◆ 読解文:
○ ○ ○ ○ ○ ○ ○

【2025年】東京株式市場まとめ|金利・円安・政局で動いた一年を振り返る
2025年の東京株式市場は、金利・為替・政局が複雑に絡み合いながらも、史上初の「日経平均4万8000円台」を突破した歴史的な一年となりました。
米国の利下げ観測や円安進行を背景に海外マネーが流入し、AI・半導体・商社などの成長セクターが主役に。
一方で、関税政策や政局イベントといった突発的なニュースが相場を揺らす場面も多く、「イベントを吸収しながら上値を伸ばす」強い日本株の地合いが際立ちました。
四半期ごとに見ると、第1四半期はAI相場の幕開け、第2四半期は関税と為替で乱高下、第3四半期は高市新総裁誕生と円安トレンドが重なった局面。
ニュース主導ながらも押し目買いが根強く、バリュー株やディフェンシブ株が支えとなる展開が続きました。
この記事では、2025年1〜9月の市場動向を四半期別に総括し、セクター別のトレンドや投資テーマをわかりやすく整理。
初心者にも理解しやすい「キーワード解説」や「今後の注目ポイント」も掲載しています。
2025年相場の全体像を振り返りつつ、2026年に向けた戦略のヒントとしてご活用ください。
年間総括(2025年1〜9月時点)
2025年の東京株式市場は、金利・為替・政局が交錯する中で、戦後初となる「日経平均4万8000円台」という史上最高値を記録しました。
米国の利下げ観測、円安進行、そして自民党総裁選での高市早苗氏の新総裁就任など、政治と金融が重なり合う一年となりました。
上半期(1〜6月)は、米インフレ鈍化とAIブームが相場をけん引。
下半期(7〜9月)は、日米関税交渉や政局の変化を受けつつも、海外マネーの流入と円安基調が日本株の強さを支えました。
総じて2025年は、「イベントで揺れながらも押し目は買われる」——そんな強気の地合いを証明する年となっています。

○ ○ ○ ○ ○ ○ ○

◆ データセットに含まれるレコード:

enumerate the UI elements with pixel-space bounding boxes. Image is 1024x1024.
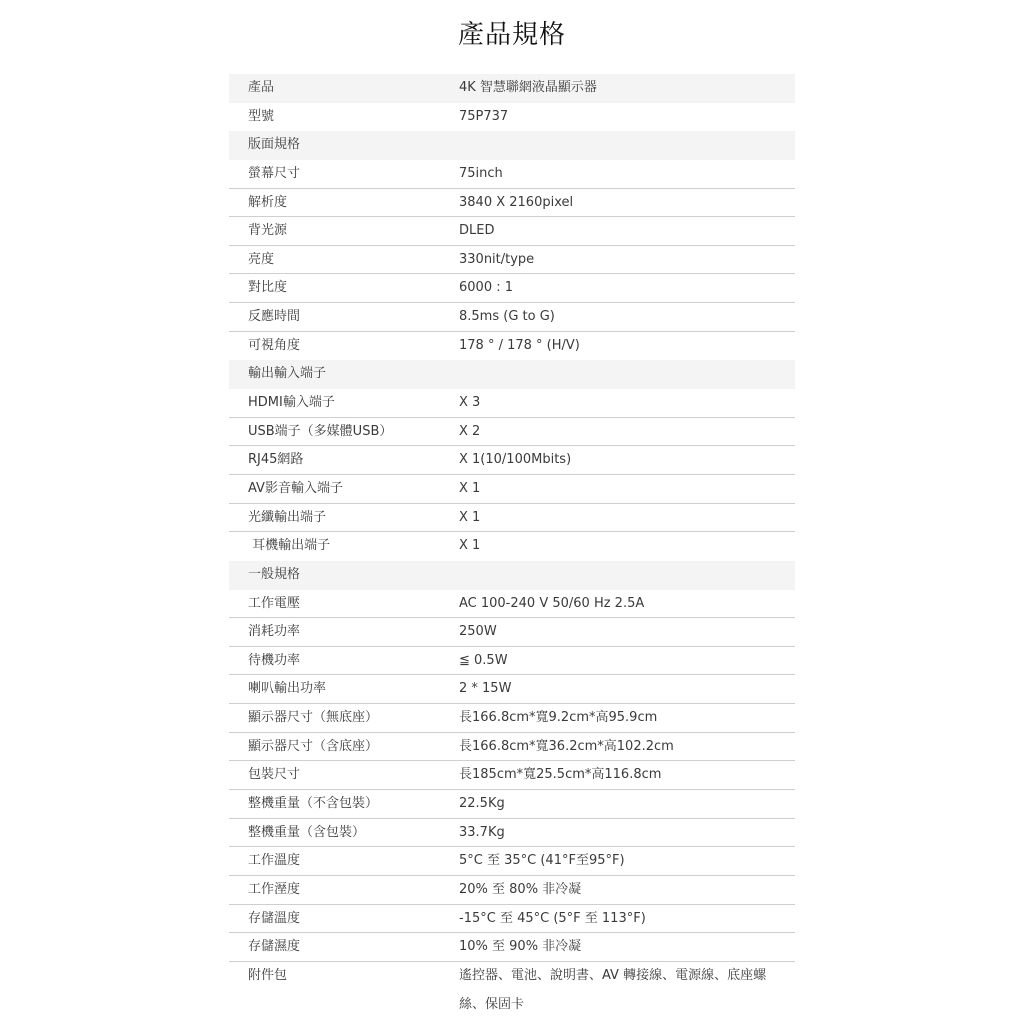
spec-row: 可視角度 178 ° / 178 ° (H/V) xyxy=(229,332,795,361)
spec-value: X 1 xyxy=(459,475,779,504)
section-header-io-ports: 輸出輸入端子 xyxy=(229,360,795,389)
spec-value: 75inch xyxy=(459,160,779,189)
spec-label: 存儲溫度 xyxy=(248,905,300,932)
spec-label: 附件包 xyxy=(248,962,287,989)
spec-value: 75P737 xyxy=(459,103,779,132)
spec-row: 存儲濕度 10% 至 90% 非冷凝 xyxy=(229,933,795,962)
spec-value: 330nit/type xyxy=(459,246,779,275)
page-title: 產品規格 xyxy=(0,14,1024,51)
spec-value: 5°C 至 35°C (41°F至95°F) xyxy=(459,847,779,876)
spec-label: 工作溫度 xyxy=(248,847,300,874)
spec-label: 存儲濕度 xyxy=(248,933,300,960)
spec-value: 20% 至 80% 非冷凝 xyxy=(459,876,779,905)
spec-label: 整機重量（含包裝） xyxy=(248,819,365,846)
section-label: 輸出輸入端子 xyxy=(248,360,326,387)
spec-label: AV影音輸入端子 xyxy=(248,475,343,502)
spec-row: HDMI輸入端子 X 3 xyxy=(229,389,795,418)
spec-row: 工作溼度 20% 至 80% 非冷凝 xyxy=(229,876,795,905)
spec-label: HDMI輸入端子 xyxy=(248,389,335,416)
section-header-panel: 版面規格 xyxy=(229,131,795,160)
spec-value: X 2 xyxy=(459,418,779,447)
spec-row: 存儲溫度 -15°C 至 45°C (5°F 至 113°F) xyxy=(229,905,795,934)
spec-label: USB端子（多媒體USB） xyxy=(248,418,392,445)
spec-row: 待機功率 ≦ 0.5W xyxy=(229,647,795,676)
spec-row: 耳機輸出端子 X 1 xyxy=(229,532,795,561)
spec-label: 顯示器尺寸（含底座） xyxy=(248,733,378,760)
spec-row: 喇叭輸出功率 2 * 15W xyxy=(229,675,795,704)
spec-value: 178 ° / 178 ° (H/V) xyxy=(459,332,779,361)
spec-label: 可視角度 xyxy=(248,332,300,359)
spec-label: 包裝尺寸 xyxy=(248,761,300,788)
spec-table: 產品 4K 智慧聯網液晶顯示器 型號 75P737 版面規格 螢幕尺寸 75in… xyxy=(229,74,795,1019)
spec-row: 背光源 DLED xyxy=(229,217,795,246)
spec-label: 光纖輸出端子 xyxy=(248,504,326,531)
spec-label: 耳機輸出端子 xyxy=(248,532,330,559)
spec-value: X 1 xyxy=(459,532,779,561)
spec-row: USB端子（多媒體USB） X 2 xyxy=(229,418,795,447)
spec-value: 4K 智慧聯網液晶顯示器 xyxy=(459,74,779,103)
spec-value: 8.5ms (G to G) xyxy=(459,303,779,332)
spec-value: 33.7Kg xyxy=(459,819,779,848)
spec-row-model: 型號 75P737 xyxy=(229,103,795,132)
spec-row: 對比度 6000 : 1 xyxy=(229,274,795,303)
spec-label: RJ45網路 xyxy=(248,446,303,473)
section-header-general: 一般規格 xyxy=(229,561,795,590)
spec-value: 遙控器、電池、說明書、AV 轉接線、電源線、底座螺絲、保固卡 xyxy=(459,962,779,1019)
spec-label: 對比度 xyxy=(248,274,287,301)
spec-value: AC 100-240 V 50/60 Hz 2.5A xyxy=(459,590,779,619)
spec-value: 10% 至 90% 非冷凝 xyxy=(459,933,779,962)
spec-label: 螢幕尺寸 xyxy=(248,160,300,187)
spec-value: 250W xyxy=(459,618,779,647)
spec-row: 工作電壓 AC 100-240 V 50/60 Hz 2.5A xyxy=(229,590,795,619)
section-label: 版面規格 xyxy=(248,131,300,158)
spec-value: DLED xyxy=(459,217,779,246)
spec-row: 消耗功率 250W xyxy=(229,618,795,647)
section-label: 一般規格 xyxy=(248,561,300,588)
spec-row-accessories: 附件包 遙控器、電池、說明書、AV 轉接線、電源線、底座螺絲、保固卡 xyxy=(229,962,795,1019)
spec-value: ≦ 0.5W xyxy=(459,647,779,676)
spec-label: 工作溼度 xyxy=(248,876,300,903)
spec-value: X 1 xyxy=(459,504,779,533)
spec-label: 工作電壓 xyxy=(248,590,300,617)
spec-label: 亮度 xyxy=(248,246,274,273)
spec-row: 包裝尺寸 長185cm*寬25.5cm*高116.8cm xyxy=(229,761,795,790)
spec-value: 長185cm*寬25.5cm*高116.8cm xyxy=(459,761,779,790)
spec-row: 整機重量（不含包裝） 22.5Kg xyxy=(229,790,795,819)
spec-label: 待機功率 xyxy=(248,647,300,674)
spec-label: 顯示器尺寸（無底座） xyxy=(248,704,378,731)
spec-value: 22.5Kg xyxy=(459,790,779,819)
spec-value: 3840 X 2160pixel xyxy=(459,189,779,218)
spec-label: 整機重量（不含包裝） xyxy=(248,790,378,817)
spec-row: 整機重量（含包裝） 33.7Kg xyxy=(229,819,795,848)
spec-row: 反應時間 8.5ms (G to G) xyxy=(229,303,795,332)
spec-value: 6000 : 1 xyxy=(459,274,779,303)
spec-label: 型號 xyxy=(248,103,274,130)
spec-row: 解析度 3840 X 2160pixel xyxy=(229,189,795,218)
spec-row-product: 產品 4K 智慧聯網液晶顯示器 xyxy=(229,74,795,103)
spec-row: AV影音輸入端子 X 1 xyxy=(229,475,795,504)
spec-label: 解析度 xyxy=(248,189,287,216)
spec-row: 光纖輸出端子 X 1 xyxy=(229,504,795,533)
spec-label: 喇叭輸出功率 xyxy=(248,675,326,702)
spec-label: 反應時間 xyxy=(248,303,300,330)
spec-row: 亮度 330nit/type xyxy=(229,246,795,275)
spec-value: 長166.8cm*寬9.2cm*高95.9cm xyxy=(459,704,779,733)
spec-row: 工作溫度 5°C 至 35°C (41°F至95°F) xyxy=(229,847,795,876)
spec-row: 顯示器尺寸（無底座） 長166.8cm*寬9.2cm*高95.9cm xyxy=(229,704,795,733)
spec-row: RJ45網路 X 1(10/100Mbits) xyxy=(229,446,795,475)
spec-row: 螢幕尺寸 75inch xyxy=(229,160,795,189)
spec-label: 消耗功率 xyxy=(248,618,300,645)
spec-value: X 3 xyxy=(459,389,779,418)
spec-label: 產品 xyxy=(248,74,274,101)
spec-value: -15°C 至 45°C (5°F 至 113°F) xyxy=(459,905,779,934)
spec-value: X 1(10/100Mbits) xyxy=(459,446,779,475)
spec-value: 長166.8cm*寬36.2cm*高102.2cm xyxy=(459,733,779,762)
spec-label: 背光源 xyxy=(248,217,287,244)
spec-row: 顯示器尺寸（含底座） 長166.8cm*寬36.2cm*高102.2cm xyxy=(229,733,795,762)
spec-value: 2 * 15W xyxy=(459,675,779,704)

○ ○ ○ ○ ○ ○ ○

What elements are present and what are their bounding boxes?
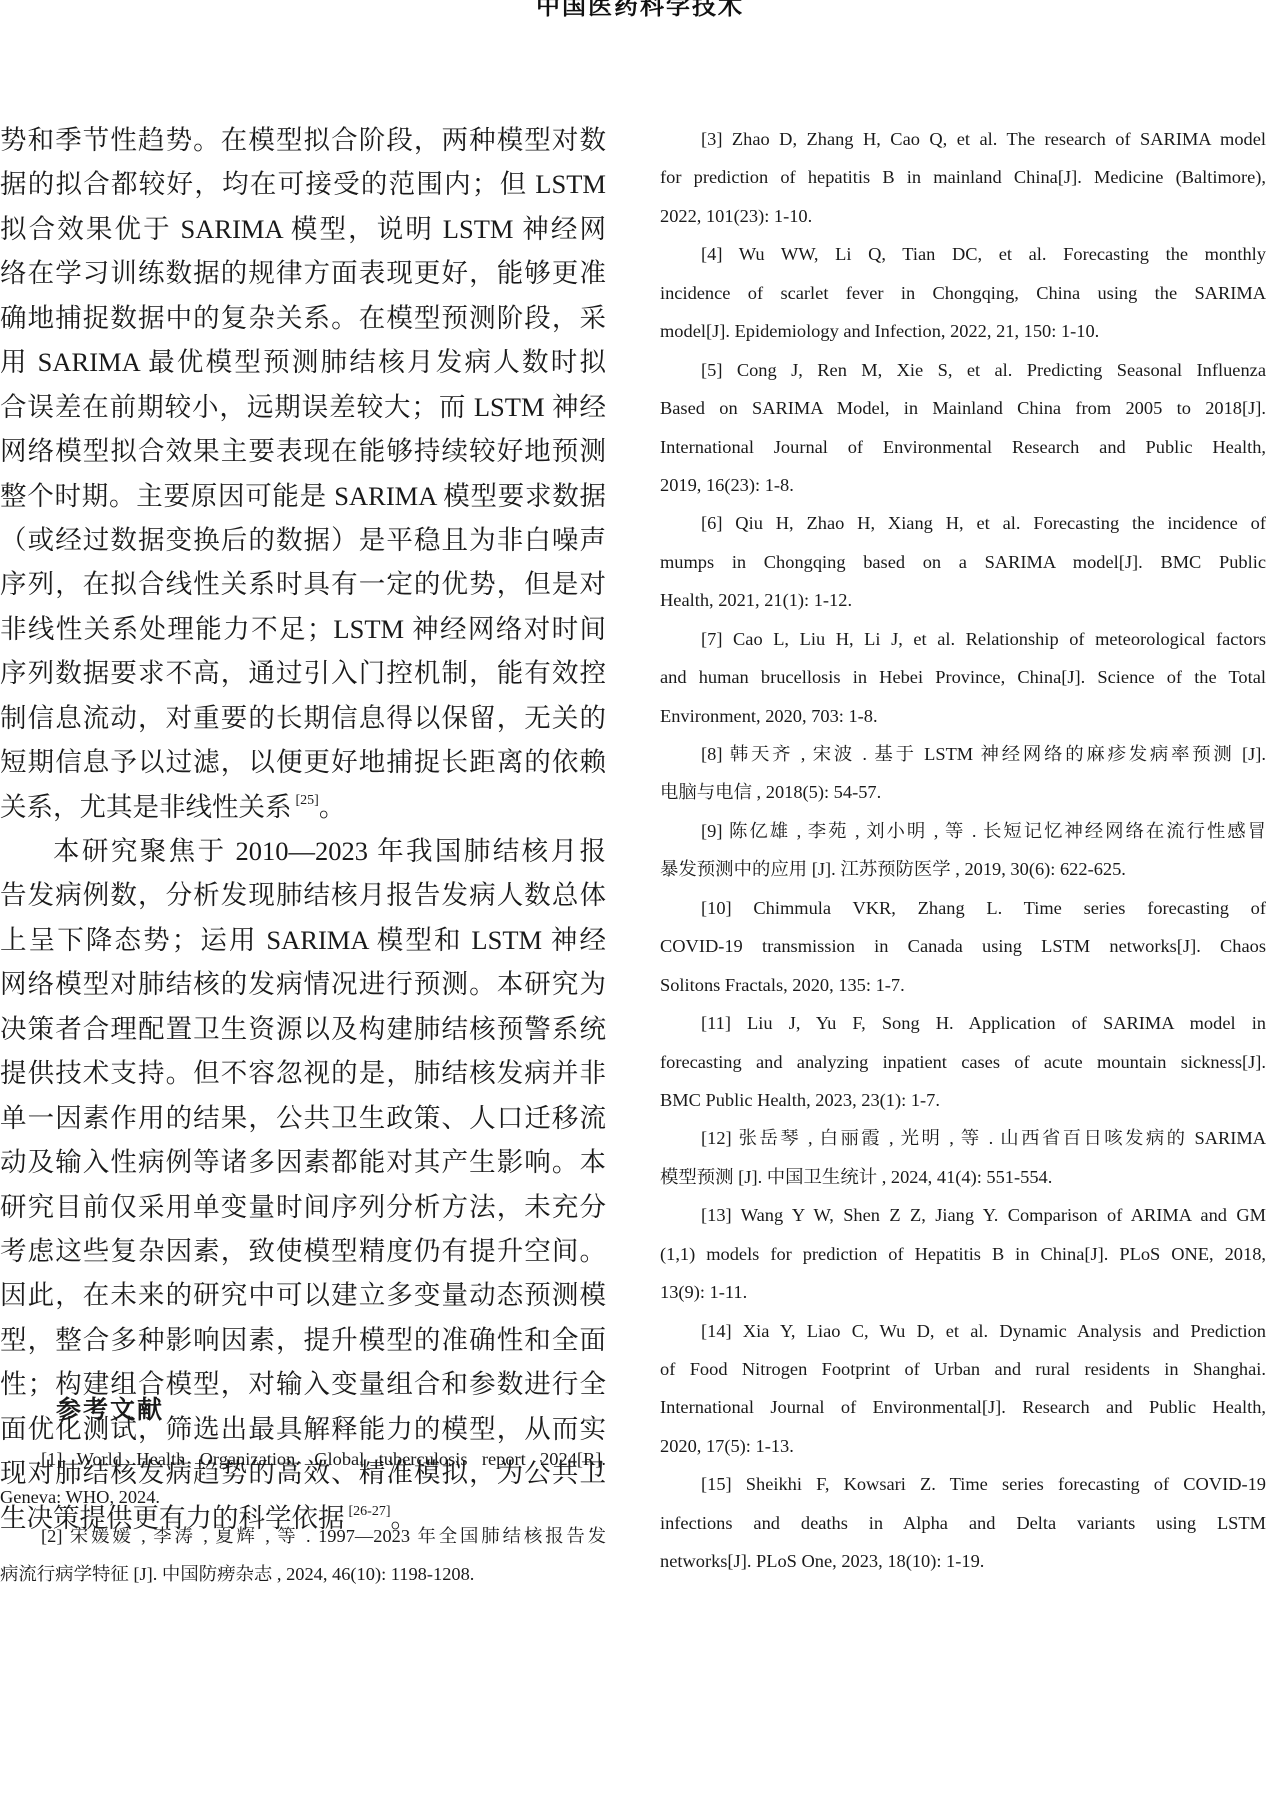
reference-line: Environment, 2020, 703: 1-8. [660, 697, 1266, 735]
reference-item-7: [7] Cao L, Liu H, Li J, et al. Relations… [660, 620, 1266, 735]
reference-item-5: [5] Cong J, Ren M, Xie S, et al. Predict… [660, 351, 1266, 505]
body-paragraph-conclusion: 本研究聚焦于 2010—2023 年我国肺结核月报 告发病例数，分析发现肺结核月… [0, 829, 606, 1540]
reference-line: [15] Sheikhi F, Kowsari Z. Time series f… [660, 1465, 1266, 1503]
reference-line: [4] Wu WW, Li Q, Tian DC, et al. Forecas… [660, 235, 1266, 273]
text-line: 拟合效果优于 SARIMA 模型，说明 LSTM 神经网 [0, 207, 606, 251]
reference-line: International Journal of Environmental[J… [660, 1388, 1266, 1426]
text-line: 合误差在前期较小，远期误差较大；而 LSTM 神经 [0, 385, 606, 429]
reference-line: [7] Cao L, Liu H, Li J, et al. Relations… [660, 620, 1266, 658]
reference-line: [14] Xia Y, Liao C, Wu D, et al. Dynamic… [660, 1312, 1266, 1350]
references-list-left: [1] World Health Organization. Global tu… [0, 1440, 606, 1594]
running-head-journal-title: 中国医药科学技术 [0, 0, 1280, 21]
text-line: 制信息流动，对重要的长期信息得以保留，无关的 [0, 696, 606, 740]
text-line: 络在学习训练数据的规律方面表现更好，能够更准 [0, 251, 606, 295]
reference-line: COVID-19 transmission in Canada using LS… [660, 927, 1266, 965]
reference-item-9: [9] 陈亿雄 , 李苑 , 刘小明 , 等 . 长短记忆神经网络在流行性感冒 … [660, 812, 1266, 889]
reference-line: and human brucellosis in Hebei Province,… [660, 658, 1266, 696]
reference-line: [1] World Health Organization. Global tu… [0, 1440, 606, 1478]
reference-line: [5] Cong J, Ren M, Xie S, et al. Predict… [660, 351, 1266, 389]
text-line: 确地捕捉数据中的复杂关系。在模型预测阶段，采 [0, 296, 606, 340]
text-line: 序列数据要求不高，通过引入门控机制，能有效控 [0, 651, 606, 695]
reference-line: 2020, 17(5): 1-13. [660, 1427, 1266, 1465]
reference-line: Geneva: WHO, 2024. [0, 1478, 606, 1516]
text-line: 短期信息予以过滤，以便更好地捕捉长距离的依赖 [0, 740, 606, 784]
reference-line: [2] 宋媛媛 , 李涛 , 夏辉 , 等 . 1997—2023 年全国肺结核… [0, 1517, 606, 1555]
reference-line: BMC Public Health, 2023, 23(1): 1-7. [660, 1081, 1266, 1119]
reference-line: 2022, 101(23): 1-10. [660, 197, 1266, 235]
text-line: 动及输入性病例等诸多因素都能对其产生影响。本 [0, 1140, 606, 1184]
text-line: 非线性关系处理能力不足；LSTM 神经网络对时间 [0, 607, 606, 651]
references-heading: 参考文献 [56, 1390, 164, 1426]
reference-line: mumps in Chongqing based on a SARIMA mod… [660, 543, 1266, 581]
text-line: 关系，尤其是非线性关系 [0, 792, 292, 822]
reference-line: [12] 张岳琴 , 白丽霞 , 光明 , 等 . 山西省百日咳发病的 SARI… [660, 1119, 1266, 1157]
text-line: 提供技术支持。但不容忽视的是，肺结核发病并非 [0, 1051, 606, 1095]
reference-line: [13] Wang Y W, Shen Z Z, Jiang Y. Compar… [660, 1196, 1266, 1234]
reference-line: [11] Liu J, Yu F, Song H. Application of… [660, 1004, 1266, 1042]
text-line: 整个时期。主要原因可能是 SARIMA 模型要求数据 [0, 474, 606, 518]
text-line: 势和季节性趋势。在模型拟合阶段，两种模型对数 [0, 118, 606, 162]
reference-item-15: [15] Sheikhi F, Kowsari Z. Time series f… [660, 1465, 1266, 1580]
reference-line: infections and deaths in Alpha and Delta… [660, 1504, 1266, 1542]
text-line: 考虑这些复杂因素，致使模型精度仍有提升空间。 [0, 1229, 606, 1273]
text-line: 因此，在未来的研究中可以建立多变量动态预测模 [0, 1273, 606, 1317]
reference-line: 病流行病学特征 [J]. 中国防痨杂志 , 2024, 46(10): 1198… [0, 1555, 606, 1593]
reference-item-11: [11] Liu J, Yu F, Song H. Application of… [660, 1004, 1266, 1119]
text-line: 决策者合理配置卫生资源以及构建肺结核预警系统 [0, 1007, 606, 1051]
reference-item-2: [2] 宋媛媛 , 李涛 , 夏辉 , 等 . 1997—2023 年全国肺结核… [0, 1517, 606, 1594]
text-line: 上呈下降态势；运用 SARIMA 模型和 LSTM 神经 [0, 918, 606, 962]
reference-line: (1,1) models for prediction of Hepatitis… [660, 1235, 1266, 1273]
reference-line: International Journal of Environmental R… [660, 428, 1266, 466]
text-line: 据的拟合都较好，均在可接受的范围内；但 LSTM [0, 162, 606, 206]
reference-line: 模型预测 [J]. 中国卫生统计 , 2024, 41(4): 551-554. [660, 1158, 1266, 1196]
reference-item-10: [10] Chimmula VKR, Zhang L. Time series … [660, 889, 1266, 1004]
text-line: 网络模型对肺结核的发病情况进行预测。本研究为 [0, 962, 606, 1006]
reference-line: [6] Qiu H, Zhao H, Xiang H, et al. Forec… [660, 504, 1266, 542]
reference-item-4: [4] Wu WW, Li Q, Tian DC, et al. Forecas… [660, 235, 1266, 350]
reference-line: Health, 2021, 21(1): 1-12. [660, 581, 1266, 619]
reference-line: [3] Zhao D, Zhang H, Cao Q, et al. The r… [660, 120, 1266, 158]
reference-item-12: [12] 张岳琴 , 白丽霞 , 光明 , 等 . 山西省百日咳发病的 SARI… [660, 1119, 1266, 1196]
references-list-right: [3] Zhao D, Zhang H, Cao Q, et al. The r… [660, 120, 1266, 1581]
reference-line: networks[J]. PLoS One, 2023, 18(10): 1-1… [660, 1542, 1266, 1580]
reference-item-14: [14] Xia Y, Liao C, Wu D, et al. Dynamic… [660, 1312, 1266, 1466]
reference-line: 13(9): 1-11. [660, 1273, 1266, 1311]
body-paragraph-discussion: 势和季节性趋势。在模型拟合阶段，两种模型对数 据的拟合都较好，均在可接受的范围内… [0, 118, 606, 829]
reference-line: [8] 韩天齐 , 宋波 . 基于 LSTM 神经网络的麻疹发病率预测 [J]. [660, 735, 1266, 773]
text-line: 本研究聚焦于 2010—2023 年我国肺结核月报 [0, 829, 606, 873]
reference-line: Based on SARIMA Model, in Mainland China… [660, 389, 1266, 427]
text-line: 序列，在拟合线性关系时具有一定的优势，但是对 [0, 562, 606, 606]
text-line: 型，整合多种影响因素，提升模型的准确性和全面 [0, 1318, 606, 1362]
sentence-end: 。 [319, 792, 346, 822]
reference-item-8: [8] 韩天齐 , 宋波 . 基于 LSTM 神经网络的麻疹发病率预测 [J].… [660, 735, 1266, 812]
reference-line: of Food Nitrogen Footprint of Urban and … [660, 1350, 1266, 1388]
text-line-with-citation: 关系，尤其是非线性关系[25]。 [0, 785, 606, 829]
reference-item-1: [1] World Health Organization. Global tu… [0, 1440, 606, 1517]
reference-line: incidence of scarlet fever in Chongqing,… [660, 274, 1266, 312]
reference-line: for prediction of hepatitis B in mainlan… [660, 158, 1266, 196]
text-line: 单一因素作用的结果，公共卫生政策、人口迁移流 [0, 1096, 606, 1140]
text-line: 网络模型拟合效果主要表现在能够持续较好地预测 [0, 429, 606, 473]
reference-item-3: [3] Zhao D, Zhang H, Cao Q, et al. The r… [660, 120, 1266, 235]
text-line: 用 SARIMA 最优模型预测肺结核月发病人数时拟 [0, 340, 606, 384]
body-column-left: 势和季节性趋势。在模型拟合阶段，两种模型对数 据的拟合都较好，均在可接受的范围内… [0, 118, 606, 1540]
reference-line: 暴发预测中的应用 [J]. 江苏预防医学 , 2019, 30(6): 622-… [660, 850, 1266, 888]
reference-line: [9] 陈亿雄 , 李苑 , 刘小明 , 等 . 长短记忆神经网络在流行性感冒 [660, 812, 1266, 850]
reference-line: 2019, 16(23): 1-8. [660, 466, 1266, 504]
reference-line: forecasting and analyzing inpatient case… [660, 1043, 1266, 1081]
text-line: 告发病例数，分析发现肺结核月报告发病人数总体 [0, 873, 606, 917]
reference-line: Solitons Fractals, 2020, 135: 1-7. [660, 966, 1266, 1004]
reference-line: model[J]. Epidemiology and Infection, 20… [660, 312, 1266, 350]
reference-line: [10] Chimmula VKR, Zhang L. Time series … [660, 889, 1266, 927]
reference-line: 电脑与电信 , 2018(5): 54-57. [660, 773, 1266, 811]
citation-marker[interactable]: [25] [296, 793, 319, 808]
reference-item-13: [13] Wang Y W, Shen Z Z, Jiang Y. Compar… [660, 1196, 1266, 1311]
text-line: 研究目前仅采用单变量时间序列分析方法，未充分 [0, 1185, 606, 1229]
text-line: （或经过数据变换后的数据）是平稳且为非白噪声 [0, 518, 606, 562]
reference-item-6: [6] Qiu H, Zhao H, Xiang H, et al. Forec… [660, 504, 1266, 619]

○ ○ ○ ○ ○ ○ ○

◆ タスク一覧:
A – 2025年の東京株式市場を振り返る文章について、次の(i)〜(iii)が内容と合っているかを判定し、それぞれ「はい」か「いいえ」で答えてください。判断の決め手となった文章中の語句もそのまま引用してください。
(i) 第2四半期の相場は関税と為替によって乱高下した。
(ii) 上半期の相場をけん引したのは日米関税交渉だった。
(iii) この記事は2025年1〜12月の市場動向を四半期別に総括している。
B – 2025年の東京株式市場を振り返る文章を引き継ぎ、最後の一文の後から続きを書いてください。

◆ タスク別結果:
A –
(i) はい:「第2四半期は関税と為替で乱高下」
(ii) いいえ:「上半期(1〜6月)は、米インフレ鈍化とAIブームが相場をけん引。」
(iii) いいえ:「2025年1〜9月の市場動向を四半期別に総括し」

B –
四半期別サマリー
第1四半期(1〜3月)|AI相場の幕開け、関税・為替・半導体が交錯
2025年1〜3月の東京株式市場は、「米関税政策」「円相場の変動」「AI・半導体関連の調整」が交錯し、激しい値動きが続いた3カ月でした。
年初は世界的な金利安定とAI関連株の買い戻しを背景に堅調にスタートしましたが、2月以降は米通商政策をめぐる不透明感が強まり、外部要因に左右されやすい展開へと変化。
最終的に日経平均は3万7000〜3万8000円台を中心に上下動を繰り返し、「ニュース主導の波乱含み相場」となりました。
1月はAI関連・半導体・金融株が相場をけん引し、円安基調と米金利低下を追い風に上昇。
2月はトランプ政権による関税強化報道や米ハイテク株安、為替の円高転換で日経平均が一時3万7200円台まで急落。
3月はバフェット氏による商社株買い増し報道を契機にバリュー株が上昇し、3万8000円台を回復したものの、月末は「相互関税構想」や配当権利落ちを受けて再び調整に入りました。
全体として、「関税」「金利」「為替」の3要因が相場の方向性を決め、半導体・自動車といった景気敏感株と商社・通信・医薬品などのディフェンシブ株との資金ローテーションが顕著でした。
ニュースやイベントで一時的に揺れながらも、下値では押し目買いが入り、内需・バリュー株の底堅さが確認された四半期です。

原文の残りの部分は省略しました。